>> Start

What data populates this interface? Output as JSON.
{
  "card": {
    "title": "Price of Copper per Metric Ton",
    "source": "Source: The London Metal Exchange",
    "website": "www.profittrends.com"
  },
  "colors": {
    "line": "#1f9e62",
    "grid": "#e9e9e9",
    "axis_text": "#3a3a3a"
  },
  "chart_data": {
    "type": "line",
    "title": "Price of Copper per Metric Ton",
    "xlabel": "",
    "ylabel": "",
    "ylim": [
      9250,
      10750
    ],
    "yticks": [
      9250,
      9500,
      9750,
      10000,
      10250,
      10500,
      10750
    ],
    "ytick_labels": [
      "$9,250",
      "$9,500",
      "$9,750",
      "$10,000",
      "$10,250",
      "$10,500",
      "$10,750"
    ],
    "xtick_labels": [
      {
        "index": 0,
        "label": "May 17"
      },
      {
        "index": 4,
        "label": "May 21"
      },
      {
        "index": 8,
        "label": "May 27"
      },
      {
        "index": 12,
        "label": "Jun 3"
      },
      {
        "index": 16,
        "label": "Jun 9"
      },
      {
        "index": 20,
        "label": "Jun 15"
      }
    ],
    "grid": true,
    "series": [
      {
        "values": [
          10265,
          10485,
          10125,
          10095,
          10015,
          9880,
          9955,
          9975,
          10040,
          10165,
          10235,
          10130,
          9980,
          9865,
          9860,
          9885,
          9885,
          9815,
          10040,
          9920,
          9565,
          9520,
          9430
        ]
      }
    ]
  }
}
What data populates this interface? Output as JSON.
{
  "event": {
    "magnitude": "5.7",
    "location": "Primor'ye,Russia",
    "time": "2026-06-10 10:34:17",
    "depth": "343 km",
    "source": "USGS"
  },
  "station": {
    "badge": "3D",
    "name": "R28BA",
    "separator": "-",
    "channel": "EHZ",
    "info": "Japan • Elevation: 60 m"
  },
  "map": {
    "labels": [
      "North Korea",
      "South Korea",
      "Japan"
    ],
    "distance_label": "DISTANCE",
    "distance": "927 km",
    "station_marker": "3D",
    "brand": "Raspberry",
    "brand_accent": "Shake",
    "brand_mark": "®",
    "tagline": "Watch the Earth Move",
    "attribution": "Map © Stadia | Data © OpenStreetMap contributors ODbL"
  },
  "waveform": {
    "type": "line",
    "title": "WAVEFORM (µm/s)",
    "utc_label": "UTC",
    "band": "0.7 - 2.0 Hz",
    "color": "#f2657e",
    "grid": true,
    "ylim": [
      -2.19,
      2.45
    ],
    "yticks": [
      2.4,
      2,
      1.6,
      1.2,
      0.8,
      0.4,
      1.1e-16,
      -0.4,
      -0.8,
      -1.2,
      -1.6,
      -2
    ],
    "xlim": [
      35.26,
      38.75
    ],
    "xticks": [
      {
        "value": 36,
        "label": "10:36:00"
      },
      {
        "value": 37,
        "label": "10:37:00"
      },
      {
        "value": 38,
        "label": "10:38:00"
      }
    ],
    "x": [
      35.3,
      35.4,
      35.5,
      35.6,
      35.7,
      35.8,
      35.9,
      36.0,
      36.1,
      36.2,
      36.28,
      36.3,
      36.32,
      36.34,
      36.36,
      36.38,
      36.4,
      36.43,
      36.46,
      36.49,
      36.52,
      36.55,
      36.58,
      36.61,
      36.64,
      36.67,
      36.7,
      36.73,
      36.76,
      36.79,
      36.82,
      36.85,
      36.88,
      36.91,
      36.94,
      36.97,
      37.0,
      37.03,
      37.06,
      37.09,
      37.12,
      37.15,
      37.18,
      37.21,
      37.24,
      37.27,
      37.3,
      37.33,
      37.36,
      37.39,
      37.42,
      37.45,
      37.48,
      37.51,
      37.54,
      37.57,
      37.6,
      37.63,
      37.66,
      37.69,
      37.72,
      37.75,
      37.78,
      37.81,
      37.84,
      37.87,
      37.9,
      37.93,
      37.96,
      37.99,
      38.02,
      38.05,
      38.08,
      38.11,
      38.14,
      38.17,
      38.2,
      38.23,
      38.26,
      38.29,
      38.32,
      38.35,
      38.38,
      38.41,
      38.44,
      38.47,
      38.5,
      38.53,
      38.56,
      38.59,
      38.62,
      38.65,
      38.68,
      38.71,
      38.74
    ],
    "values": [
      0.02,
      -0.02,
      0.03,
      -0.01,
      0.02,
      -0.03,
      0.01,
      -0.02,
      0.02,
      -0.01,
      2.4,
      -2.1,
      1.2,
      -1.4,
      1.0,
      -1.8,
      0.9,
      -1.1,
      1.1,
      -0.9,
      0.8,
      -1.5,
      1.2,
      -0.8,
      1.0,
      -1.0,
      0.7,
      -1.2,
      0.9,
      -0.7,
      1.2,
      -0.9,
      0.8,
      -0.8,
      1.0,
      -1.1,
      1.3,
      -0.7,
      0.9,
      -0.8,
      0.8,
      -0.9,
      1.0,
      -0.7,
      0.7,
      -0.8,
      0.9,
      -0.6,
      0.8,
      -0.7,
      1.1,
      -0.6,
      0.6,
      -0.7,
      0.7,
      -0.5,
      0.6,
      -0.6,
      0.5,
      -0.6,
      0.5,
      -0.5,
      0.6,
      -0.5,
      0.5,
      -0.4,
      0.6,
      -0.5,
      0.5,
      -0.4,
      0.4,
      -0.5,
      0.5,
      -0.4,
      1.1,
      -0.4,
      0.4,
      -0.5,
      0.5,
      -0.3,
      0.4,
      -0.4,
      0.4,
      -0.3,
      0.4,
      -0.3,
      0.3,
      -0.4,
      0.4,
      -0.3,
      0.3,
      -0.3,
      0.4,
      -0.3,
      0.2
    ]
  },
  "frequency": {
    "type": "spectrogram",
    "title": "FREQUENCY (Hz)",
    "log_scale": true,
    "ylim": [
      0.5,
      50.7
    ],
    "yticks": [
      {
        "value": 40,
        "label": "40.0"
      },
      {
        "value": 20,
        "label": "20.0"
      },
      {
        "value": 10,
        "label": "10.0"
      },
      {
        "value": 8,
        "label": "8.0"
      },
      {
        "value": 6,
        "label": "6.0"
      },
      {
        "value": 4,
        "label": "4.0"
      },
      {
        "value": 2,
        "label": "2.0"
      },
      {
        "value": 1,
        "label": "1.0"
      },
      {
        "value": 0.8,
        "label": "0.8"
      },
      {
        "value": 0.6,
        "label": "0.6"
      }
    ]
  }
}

>> End

Problem statement:
Reproduce all data above, unchanged.

Complete answer:
What data populates this interface? Output as JSON.
{
  "card": {
    "title": "Price of Copper per Metric Ton",
    "source": "Source: The London Metal Exchange",
    "website": "www.profittrends.com"
  },
  "colors": {
    "line": "#1f9e62",
    "grid": "#e9e9e9",
    "axis_text": "#3a3a3a"
  },
  "chart_data": {
    "type": "line",
    "title": "Price of Copper per Metric Ton",
    "xlabel": "",
    "ylabel": "",
    "ylim": [
      9250,
      10750
    ],
    "yticks": [
      9250,
      9500,
      9750,
      10000,
      10250,
      10500,
      10750
    ],
    "ytick_labels": [
      "$9,250",
      "$9,500",
      "$9,750",
      "$10,000",
      "$10,250",
      "$10,500",
      "$10,750"
    ],
    "xtick_labels": [
      {
        "index": 0,
        "label": "May 17"
      },
      {
        "index": 4,
        "label": "May 21"
      },
      {
        "index": 8,
        "label": "May 27"
      },
      {
        "index": 12,
        "label": "Jun 3"
      },
      {
        "index": 16,
        "label": "Jun 9"
      },
      {
        "index": 20,
        "label": "Jun 15"
      }
    ],
    "grid": true,
    "series": [
      {
        "values": [
          10265,
          10485,
          10125,
          10095,
          10015,
          9880,
          9955,
          9975,
          10040,
          10165,
          10235,
          10130,
          9980,
          9865,
          9860,
          9885,
          9885,
          9815,
          10040,
          9920,
          9565,
          9520,
          9430
        ]
      }
    ]
  }
}
What data populates this interface? Output as JSON.
{
  "event": {
    "magnitude": "5.7",
    "location": "Primor'ye,Russia",
    "time": "2026-06-10 10:34:17",
    "depth": "343 km",
    "source": "USGS"
  },
  "station": {
    "badge": "3D",
    "name": "R28BA",
    "separator": "-",
    "channel": "EHZ",
    "info": "Japan • Elevation: 60 m"
  },
  "map": {
    "labels": [
      "North Korea",
      "South Korea",
      "Japan"
    ],
    "distance_label": "DISTANCE",
    "distance": "927 km",
    "station_marker": "3D",
    "brand": "Raspberry",
    "brand_accent": "Shake",
    "brand_mark": "®",
    "tagline": "Watch the Earth Move",
    "attribution": "Map © Stadia | Data © OpenStreetMap contributors ODbL"
  },
  "waveform": {
    "type": "line",
    "title": "WAVEFORM (µm/s)",
    "utc_label": "UTC",
    "band": "0.7 - 2.0 Hz",
    "color": "#f2657e",
    "grid": true,
    "ylim": [
      -2.19,
      2.45
    ],
    "yticks": [
      2.4,
      2,
      1.6,
      1.2,
      0.8,
      0.4,
      1.1e-16,
      -0.4,
      -0.8,
      -1.2,
      -1.6,
      -2
    ],
    "xlim": [
      35.26,
      38.75
    ],
    "xticks": [
      {
        "value": 36,
        "label": "10:36:00"
      },
      {
        "value": 37,
        "label": "10:37:00"
      },
      {
        "value": 38,
        "label": "10:38:00"
      }
    ],
    "x": [
      35.3,
      35.4,
      35.5,
      35.6,
      35.7,
      35.8,
      35.9,
      36.0,
      36.1,
      36.2,
      36.28,
      36.3,
      36.32,
      36.34,
      36.36,
      36.38,
      36.4,
      36.43,
      36.46,
      36.49,
      36.52,
      36.55,
      36.58,
      36.61,
      36.64,
      36.67,
      36.7,
      36.73,
      36.76,
      36.79,
      36.82,
      36.85,
      36.88,
      36.91,
      36.94,
      36.97,
      37.0,
      37.03,
      37.06,
      37.09,
      37.12,
      37.15,
      37.18,
      37.21,
      37.24,
      37.27,
      37.3,
      37.33,
      37.36,
      37.39,
      37.42,
      37.45,
      37.48,
      37.51,
      37.54,
      37.57,
      37.6,
      37.63,
      37.66,
      37.69,
      37.72,
      37.75,
      37.78,
      37.81,
      37.84,
      37.87,
      37.9,
      37.93,
      37.96,
      37.99,
      38.02,
      38.05,
      38.08,
      38.11,
      38.14,
      38.17,
      38.2,
      38.23,
      38.26,
      38.29,
      38.32,
      38.35,
      38.38,
      38.41,
      38.44,
      38.47,
      38.5,
      38.53,
      38.56,
      38.59,
      38.62,
      38.65,
      38.68,
      38.71,
      38.74
    ],
    "values": [
      0.02,
      -0.02,
      0.03,
      -0.01,
      0.02,
      -0.03,
      0.01,
      -0.02,
      0.02,
      -0.01,
      2.4,
      -2.1,
      1.2,
      -1.4,
      1.0,
      -1.8,
      0.9,
      -1.1,
      1.1,
      -0.9,
      0.8,
      -1.5,
      1.2,
      -0.8,
      1.0,
      -1.0,
      0.7,
      -1.2,
      0.9,
      -0.7,
      1.2,
      -0.9,
      0.8,
      -0.8,
      1.0,
      -1.1,
      1.3,
      -0.7,
      0.9,
      -0.8,
      0.8,
      -0.9,
      1.0,
      -0.7,
      0.7,
      -0.8,
      0.9,
      -0.6,
      0.8,
      -0.7,
      1.1,
      -0.6,
      0.6,
      -0.7,
      0.7,
      -0.5,
      0.6,
      -0.6,
      0.5,
      -0.6,
      0.5,
      -0.5,
      0.6,
      -0.5,
      0.5,
      -0.4,
      0.6,
      -0.5,
      0.5,
      -0.4,
      0.4,
      -0.5,
      0.5,
      -0.4,
      1.1,
      -0.4,
      0.4,
      -0.5,
      0.5,
      -0.3,
      0.4,
      -0.4,
      0.4,
      -0.3,
      0.4,
      -0.3,
      0.3,
      -0.4,
      0.4,
      -0.3,
      0.3,
      -0.3,
      0.4,
      -0.3,
      0.2
    ]
  },
  "frequency": {
    "type": "spectrogram",
    "title": "FREQUENCY (Hz)",
    "log_scale": true,
    "ylim": [
      0.5,
      50.7
    ],
    "yticks": [
      {
        "value": 40,
        "label": "40.0"
      },
      {
        "value": 20,
        "label": "20.0"
      },
      {
        "value": 10,
        "label": "10.0"
      },
      {
        "value": 8,
        "label": "8.0"
      },
      {
        "value": 6,
        "label": "6.0"
      },
      {
        "value": 4,
        "label": "4.0"
      },
      {
        "value": 2,
        "label": "2.0"
      },
      {
        "value": 1,
        "label": "1.0"
      },
      {
        "value": 0.8,
        "label": "0.8"
      },
      {
        "value": 0.6,
        "label": "0.6"
      }
    ]
  }
}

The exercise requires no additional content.